EXERCISE OBJECTIVE:
Reproduce the part of the multinomial estimation thread that opens with "The multinomial log-likelihood" and closes with "help. Thank you.", swapping "log-likelihood" for "log likelihood".

It is the process of calculating the maximum likelihood estimate {$\pi_j$} in a multinomial distribution.
The multinomial log-likelihood function is
$l(\pi)=\sum_j{n_j}{log\pi_j}$
$\partial l(\pi) \over \partial \pi_j $= $n_j \over \pi_j$ - $n_c \over \pi_c$ $= 0$
$\sum_j\hat\pi_j = 1 =$ $\hat\pi_c(\sum_j n_j) \over n_c $ = $ \hat\pi_c n \over n_c$
$\hat\pi_c$ = $n_c \over n$
$\hat\pi_j$=$n_j \over n$
I don't understand why
$1$ = $\hat\pi_c(\sum_j n_j) \over n_c $
I'm looking for help. Thank you.
If we let the differential of $l$ be 0 and solve $\pi_j$ for $j\in\{1,\dots,c-1\}$ then $$\hat{\pi}_j=\frac{n_j\cdot \pi_c}{n_c},$$ also note that $\hat\pi_c=\frac{n_c\hat\pi_c}{n_c}$, therefore $$1=\sum_j\hat\pi_j=\hat\pi_c+\sum^{c-1}_{j=1}\hat\pi_j=\frac{n_c\hat\pi_c}{n_c}+\sum^{c-1}_{j=1}\frac{n_j\hat\pi_c}{n_c}=\sum_j\frac{n_j\hat\pi_c}{n_c}=\frac{\hat\pi_c\sum_jn_j}{n_c}.$$

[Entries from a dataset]
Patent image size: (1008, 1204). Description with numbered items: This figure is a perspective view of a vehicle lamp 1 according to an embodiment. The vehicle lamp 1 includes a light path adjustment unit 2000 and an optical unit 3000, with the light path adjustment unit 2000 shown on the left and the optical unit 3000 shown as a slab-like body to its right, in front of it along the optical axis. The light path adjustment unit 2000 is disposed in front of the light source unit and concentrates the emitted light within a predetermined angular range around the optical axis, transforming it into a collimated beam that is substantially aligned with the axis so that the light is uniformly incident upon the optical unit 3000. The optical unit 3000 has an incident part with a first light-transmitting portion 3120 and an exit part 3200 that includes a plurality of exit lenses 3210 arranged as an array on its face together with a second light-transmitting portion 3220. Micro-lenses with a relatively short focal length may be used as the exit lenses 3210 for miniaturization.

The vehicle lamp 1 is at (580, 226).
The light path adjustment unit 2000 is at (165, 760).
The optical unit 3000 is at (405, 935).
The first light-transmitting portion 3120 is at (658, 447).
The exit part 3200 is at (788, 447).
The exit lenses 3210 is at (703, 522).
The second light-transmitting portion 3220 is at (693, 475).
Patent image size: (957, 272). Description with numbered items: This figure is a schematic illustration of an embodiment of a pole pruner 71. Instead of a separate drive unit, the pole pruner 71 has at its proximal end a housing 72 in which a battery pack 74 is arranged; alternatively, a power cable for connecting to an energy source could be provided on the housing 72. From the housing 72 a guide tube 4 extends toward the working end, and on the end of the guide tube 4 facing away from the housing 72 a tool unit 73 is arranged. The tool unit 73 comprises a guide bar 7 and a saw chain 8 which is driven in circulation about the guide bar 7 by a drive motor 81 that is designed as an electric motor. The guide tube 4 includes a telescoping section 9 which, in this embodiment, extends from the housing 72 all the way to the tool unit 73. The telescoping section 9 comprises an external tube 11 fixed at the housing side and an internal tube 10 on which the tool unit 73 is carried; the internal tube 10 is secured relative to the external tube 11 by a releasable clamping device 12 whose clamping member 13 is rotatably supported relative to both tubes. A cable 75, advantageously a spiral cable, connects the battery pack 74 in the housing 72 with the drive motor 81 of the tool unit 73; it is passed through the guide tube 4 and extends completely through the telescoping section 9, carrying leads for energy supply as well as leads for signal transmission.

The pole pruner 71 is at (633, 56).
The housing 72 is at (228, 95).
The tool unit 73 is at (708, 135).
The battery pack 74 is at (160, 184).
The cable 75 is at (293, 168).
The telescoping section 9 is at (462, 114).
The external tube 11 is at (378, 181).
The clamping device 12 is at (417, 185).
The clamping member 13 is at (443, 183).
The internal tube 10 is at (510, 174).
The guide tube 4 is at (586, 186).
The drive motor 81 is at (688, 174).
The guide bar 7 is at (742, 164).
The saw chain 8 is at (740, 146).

FULL OUTPUT:
The multinomial log likelihood function is
$l(\pi)=\sum_j{n_j}{log\pi_j}$
$\partial l(\pi) \over \partial \pi_j $= $n_j \over \pi_j$ - $n_c \over \pi_c$ $= 0$
$\sum_j\hat\pi_j = 1 =$ $\hat\pi_c(\sum_j n_j) \over n_c $ = $ \hat\pi_c n \over n_c$
$\hat\pi_c$ = $n_c \over n$
$\hat\pi_j$=$n_j \over n$
I don't understand why
$1$ = $\hat\pi_c(\sum_j n_j) \over n_c $
I'm looking for help. Thank you.